== PROBLEM TO SOLVE ==
State the number of lines in these records holding "value". Say nothing more.

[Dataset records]
— START —

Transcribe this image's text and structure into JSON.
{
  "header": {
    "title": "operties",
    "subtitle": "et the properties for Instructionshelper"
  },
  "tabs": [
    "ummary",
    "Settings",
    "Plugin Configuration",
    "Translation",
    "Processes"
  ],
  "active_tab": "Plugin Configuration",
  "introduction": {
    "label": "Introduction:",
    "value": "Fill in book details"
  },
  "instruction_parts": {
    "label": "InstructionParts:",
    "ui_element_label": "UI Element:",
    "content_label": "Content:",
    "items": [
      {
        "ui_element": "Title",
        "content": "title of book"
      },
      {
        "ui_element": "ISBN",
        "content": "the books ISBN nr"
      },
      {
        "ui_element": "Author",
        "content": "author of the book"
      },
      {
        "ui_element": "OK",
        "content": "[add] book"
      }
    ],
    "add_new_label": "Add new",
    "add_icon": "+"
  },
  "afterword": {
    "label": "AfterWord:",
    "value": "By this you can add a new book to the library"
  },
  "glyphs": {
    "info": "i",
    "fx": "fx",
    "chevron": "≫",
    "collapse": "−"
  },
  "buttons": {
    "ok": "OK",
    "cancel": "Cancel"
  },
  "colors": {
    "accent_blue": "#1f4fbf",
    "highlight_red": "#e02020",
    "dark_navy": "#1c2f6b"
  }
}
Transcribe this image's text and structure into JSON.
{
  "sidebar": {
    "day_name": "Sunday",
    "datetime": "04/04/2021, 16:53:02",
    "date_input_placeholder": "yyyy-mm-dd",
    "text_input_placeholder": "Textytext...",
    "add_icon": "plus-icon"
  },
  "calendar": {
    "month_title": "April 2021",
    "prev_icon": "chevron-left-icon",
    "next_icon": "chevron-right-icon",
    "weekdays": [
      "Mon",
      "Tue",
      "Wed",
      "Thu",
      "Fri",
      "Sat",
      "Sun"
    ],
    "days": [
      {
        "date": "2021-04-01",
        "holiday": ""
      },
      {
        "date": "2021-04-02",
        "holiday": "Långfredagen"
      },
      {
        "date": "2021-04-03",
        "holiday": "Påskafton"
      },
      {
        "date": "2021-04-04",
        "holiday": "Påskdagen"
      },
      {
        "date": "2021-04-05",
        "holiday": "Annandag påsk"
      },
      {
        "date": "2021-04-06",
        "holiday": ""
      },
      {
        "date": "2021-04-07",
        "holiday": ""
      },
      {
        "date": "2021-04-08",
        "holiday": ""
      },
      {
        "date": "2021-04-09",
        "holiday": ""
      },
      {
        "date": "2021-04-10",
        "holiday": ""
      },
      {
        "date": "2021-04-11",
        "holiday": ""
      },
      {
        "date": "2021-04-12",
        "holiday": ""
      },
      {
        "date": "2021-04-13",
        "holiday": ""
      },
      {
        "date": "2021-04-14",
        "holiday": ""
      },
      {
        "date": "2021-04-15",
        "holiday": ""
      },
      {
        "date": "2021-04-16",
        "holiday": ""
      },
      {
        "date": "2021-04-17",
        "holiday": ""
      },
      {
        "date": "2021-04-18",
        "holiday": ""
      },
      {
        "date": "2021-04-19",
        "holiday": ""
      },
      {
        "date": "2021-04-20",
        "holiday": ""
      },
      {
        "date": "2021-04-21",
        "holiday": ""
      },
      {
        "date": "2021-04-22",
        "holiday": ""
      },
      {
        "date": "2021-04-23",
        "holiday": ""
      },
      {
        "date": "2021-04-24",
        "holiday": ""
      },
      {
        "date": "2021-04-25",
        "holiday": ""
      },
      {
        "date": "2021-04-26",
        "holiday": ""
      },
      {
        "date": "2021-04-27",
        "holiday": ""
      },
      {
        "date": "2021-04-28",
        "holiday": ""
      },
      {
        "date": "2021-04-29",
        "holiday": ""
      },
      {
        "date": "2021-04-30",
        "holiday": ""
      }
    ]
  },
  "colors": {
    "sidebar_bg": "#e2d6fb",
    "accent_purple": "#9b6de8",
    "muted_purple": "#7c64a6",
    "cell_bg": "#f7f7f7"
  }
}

— END —

== RESULT FOR THIS TASK ==
2